-- Begin DATA PROVIDED --

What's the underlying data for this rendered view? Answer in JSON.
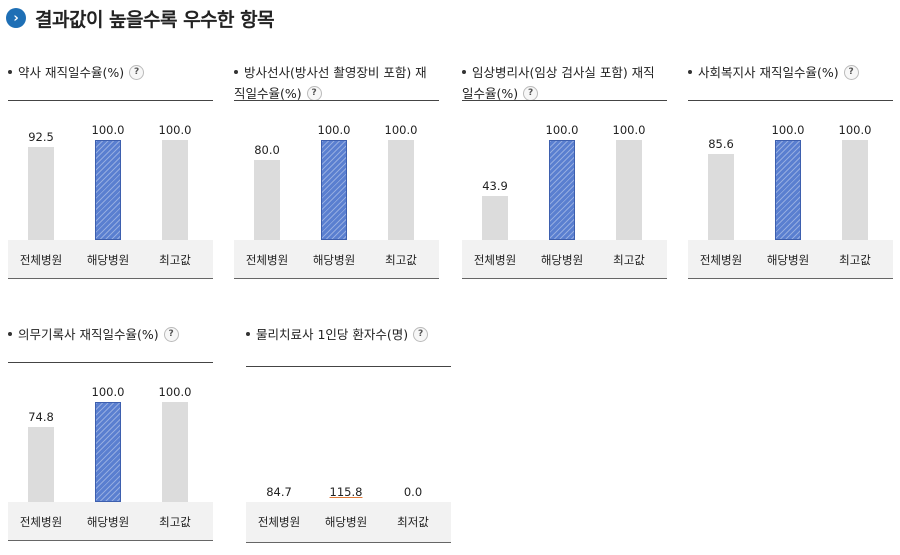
{
  "header": {
    "title": "결과값이 높을수록 우수한 항목",
    "icon": "chevron-right-icon"
  },
  "colors": {
    "accent": "#1e6fb5",
    "highlight_bar": "#5a7fd0",
    "neutral_bar": "#dcdcdc"
  },
  "chart_data": [
    {
      "type": "bar",
      "title": "약사 재직일수율(%)",
      "categories": [
        "전체병원",
        "해당병원",
        "최고값"
      ],
      "values": [
        92.5,
        100.0,
        100.0
      ],
      "labels": [
        "92.5",
        "100.0",
        "100.0"
      ],
      "highlight_index": 1,
      "ylim": [
        0,
        100
      ]
    },
    {
      "type": "bar",
      "title": "방사선사(방사선 촬영장비 포함) 재직일수율(%)",
      "categories": [
        "전체병원",
        "해당병원",
        "최고값"
      ],
      "values": [
        80.0,
        100.0,
        100.0
      ],
      "labels": [
        "80.0",
        "100.0",
        "100.0"
      ],
      "highlight_index": 1,
      "ylim": [
        0,
        100
      ]
    },
    {
      "type": "bar",
      "title": "임상병리사(임상 검사실 포함) 재직일수율(%)",
      "categories": [
        "전체병원",
        "해당병원",
        "최고값"
      ],
      "values": [
        43.9,
        100.0,
        100.0
      ],
      "labels": [
        "43.9",
        "100.0",
        "100.0"
      ],
      "highlight_index": 1,
      "ylim": [
        0,
        100
      ]
    },
    {
      "type": "bar",
      "title": "사회복지사 재직일수율(%)",
      "categories": [
        "전체병원",
        "해당병원",
        "최고값"
      ],
      "values": [
        85.6,
        100.0,
        100.0
      ],
      "labels": [
        "85.6",
        "100.0",
        "100.0"
      ],
      "highlight_index": 1,
      "ylim": [
        0,
        100
      ]
    },
    {
      "type": "bar",
      "title": "의무기록사 재직일수율(%)",
      "categories": [
        "전체병원",
        "해당병원",
        "최고값"
      ],
      "values": [
        74.8,
        100.0,
        100.0
      ],
      "labels": [
        "74.8",
        "100.0",
        "100.0"
      ],
      "highlight_index": 1,
      "ylim": [
        0,
        100
      ]
    },
    {
      "type": "bar",
      "title": "물리치료사 1인당 환자수(명)",
      "categories": [
        "전체병원",
        "해당병원",
        "최저값"
      ],
      "values": [
        84.7,
        115.8,
        0.0
      ],
      "labels": [
        "84.7",
        "115.8",
        "0.0"
      ],
      "highlight_index": 1
    }
  ]
}
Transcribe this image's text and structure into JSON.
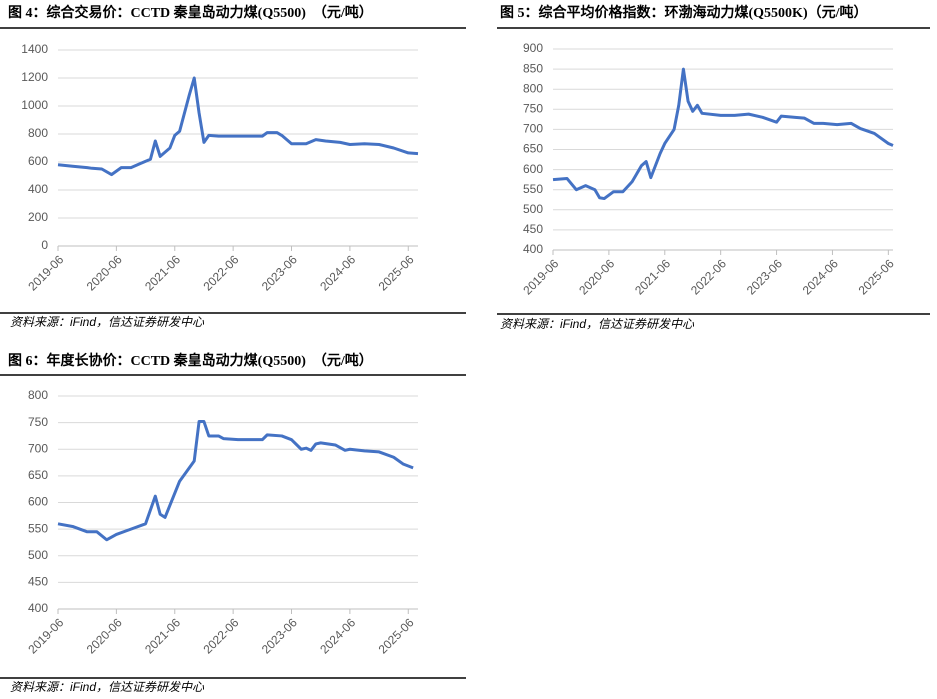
{
  "chart_data": [
    {
      "type": "line",
      "title": "图 4：综合交易价：CCTD 秦皇岛动力煤(Q5500)　（元/吨）",
      "source": "资料来源：iFind，信达证券研发中心",
      "color": "#4472c4",
      "grid": true,
      "x": [
        "2019-06",
        "2019-09",
        "2019-12",
        "2020-01",
        "2020-03",
        "2020-05",
        "2020-07",
        "2020-09",
        "2020-11",
        "2021-01",
        "2021-02",
        "2021-03",
        "2021-05",
        "2021-06",
        "2021-07",
        "2021-09",
        "2021-10",
        "2021-11",
        "2021-12",
        "2022-01",
        "2022-03",
        "2022-06",
        "2022-09",
        "2022-12",
        "2023-01",
        "2023-03",
        "2023-04",
        "2023-06",
        "2023-09",
        "2023-11",
        "2024-01",
        "2024-04",
        "2024-06",
        "2024-09",
        "2024-12",
        "2025-03",
        "2025-06",
        "2025-08"
      ],
      "values": [
        580,
        570,
        560,
        555,
        550,
        510,
        560,
        560,
        590,
        620,
        750,
        640,
        700,
        790,
        820,
        1080,
        1200,
        950,
        740,
        790,
        785,
        785,
        785,
        785,
        810,
        810,
        790,
        730,
        730,
        760,
        750,
        740,
        725,
        730,
        725,
        700,
        665,
        660
      ],
      "xlim": [
        "2019-06",
        "2025-08"
      ],
      "xticks": [
        "2019-06",
        "2020-06",
        "2021-06",
        "2022-06",
        "2023-06",
        "2024-06",
        "2025-06"
      ],
      "ylim": [
        0,
        1400
      ],
      "yticks": [
        0,
        200,
        400,
        600,
        800,
        1000,
        1200,
        1400
      ]
    },
    {
      "type": "line",
      "title": "图 5：综合平均价格指数：环渤海动力煤(Q5500K)（元/吨）",
      "source": "资料来源：iFind，信达证券研发中心",
      "color": "#4472c4",
      "grid": true,
      "x": [
        "2019-06",
        "2019-09",
        "2019-11",
        "2020-01",
        "2020-03",
        "2020-04",
        "2020-05",
        "2020-07",
        "2020-09",
        "2020-11",
        "2021-01",
        "2021-02",
        "2021-03",
        "2021-05",
        "2021-06",
        "2021-08",
        "2021-09",
        "2021-10",
        "2021-11",
        "2021-12",
        "2022-01",
        "2022-02",
        "2022-06",
        "2022-09",
        "2022-12",
        "2023-03",
        "2023-06",
        "2023-07",
        "2023-10",
        "2023-12",
        "2024-02",
        "2024-04",
        "2024-07",
        "2024-10",
        "2024-12",
        "2025-03",
        "2025-06",
        "2025-07"
      ],
      "values": [
        575,
        578,
        550,
        560,
        550,
        530,
        528,
        545,
        545,
        570,
        610,
        620,
        580,
        640,
        665,
        700,
        760,
        850,
        770,
        745,
        760,
        740,
        735,
        735,
        738,
        730,
        718,
        733,
        730,
        728,
        715,
        715,
        712,
        715,
        702,
        690,
        665,
        660
      ],
      "xlim": [
        "2019-06",
        "2025-07"
      ],
      "xticks": [
        "2019-06",
        "2020-06",
        "2021-06",
        "2022-06",
        "2023-06",
        "2024-06",
        "2025-06"
      ],
      "ylim": [
        400,
        900
      ],
      "yticks": [
        400,
        450,
        500,
        550,
        600,
        650,
        700,
        750,
        800,
        850,
        900
      ]
    },
    {
      "type": "line",
      "title": "图 6：年度长协价：CCTD 秦皇岛动力煤(Q5500)　（元/吨）",
      "source": "资料来源：iFind，信达证券研发中心",
      "color": "#4472c4",
      "grid": true,
      "x": [
        "2019-06",
        "2019-09",
        "2019-12",
        "2020-02",
        "2020-04",
        "2020-06",
        "2020-09",
        "2020-12",
        "2021-02",
        "2021-03",
        "2021-04",
        "2021-07",
        "2021-10",
        "2021-11",
        "2021-12",
        "2022-01",
        "2022-03",
        "2022-04",
        "2022-07",
        "2022-12",
        "2023-01",
        "2023-04",
        "2023-06",
        "2023-08",
        "2023-09",
        "2023-10",
        "2023-11",
        "2023-12",
        "2024-03",
        "2024-05",
        "2024-06",
        "2024-09",
        "2024-12",
        "2025-03",
        "2025-05",
        "2025-07"
      ],
      "values": [
        560,
        555,
        545,
        545,
        530,
        540,
        550,
        560,
        612,
        578,
        572,
        640,
        678,
        752,
        752,
        725,
        725,
        720,
        718,
        718,
        727,
        725,
        718,
        700,
        702,
        698,
        710,
        712,
        708,
        698,
        700,
        697,
        695,
        685,
        672,
        665
      ],
      "xlim": [
        "2019-06",
        "2025-08"
      ],
      "xticks": [
        "2019-06",
        "2020-06",
        "2021-06",
        "2022-06",
        "2023-06",
        "2024-06",
        "2025-06"
      ],
      "ylim": [
        400,
        800
      ],
      "yticks": [
        400,
        450,
        500,
        550,
        600,
        650,
        700,
        750,
        800
      ]
    }
  ]
}
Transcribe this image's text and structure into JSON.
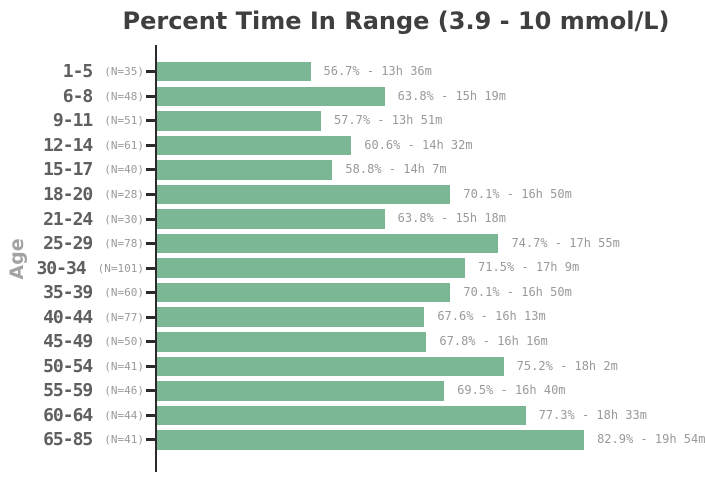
{
  "title": "Percent Time In Range (3.9 - 10 mmol/L)",
  "ylabel": "Age",
  "colors": {
    "bar": "#7bb795",
    "title_text": "#3f3f3f",
    "age_label": "#5f5f5f",
    "n_label": "#9a9a9a",
    "value_label": "#9a9a9a",
    "axis": "#2b2b2b",
    "y_axis_title": "#a2a2a2",
    "background": "#ffffff"
  },
  "chart_data": {
    "type": "bar",
    "orientation": "horizontal",
    "title": "Percent Time In Range (3.9 - 10 mmol/L)",
    "xlabel": "",
    "ylabel": "Age",
    "xlim": [
      42,
      94
    ],
    "x_unit": "percent of 24h",
    "grid": false,
    "legend": false,
    "bar_color": "#7bb795",
    "categories": [
      "1-5",
      "6-8",
      "9-11",
      "12-14",
      "15-17",
      "18-20",
      "21-24",
      "25-29",
      "30-34",
      "35-39",
      "40-44",
      "45-49",
      "50-54",
      "55-59",
      "60-64",
      "65-85"
    ],
    "rows": [
      {
        "age": "1-5",
        "n": 35,
        "n_label": "(N=35)",
        "percent": 56.7,
        "time": "13h 36m",
        "label": "56.7% - 13h 36m"
      },
      {
        "age": "6-8",
        "n": 48,
        "n_label": "(N=48)",
        "percent": 63.8,
        "time": "15h 19m",
        "label": "63.8% - 15h 19m"
      },
      {
        "age": "9-11",
        "n": 51,
        "n_label": "(N=51)",
        "percent": 57.7,
        "time": "13h 51m",
        "label": "57.7% - 13h 51m"
      },
      {
        "age": "12-14",
        "n": 61,
        "n_label": "(N=61)",
        "percent": 60.6,
        "time": "14h 32m",
        "label": "60.6% - 14h 32m"
      },
      {
        "age": "15-17",
        "n": 40,
        "n_label": "(N=40)",
        "percent": 58.8,
        "time": "14h 7m",
        "label": "58.8% - 14h 7m"
      },
      {
        "age": "18-20",
        "n": 28,
        "n_label": "(N=28)",
        "percent": 70.1,
        "time": "16h 50m",
        "label": "70.1% - 16h 50m"
      },
      {
        "age": "21-24",
        "n": 30,
        "n_label": "(N=30)",
        "percent": 63.8,
        "time": "15h 18m",
        "label": "63.8% - 15h 18m"
      },
      {
        "age": "25-29",
        "n": 78,
        "n_label": "(N=78)",
        "percent": 74.7,
        "time": "17h 55m",
        "label": "74.7% - 17h 55m"
      },
      {
        "age": "30-34",
        "n": 101,
        "n_label": "(N=101)",
        "percent": 71.5,
        "time": "17h 9m",
        "label": "71.5% - 17h 9m"
      },
      {
        "age": "35-39",
        "n": 60,
        "n_label": "(N=60)",
        "percent": 70.1,
        "time": "16h 50m",
        "label": "70.1% - 16h 50m"
      },
      {
        "age": "40-44",
        "n": 77,
        "n_label": "(N=77)",
        "percent": 67.6,
        "time": "16h 13m",
        "label": "67.6% - 16h 13m"
      },
      {
        "age": "45-49",
        "n": 50,
        "n_label": "(N=50)",
        "percent": 67.8,
        "time": "16h 16m",
        "label": "67.8% - 16h 16m"
      },
      {
        "age": "50-54",
        "n": 41,
        "n_label": "(N=41)",
        "percent": 75.2,
        "time": "18h 2m",
        "label": "75.2% - 18h 2m"
      },
      {
        "age": "55-59",
        "n": 46,
        "n_label": "(N=46)",
        "percent": 69.5,
        "time": "16h 40m",
        "label": "69.5% - 16h 40m"
      },
      {
        "age": "60-64",
        "n": 44,
        "n_label": "(N=44)",
        "percent": 77.3,
        "time": "18h 33m",
        "label": "77.3% - 18h 33m"
      },
      {
        "age": "65-85",
        "n": 41,
        "n_label": "(N=41)",
        "percent": 82.9,
        "time": "19h 54m",
        "label": "82.9% - 19h 54m"
      }
    ]
  }
}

-- End DATA PROVIDED --

EXERCISE:
Tally the lines in the records above that contain the word "秦皇岛动力煤", and give only that number.

FULL OUTPUT:
2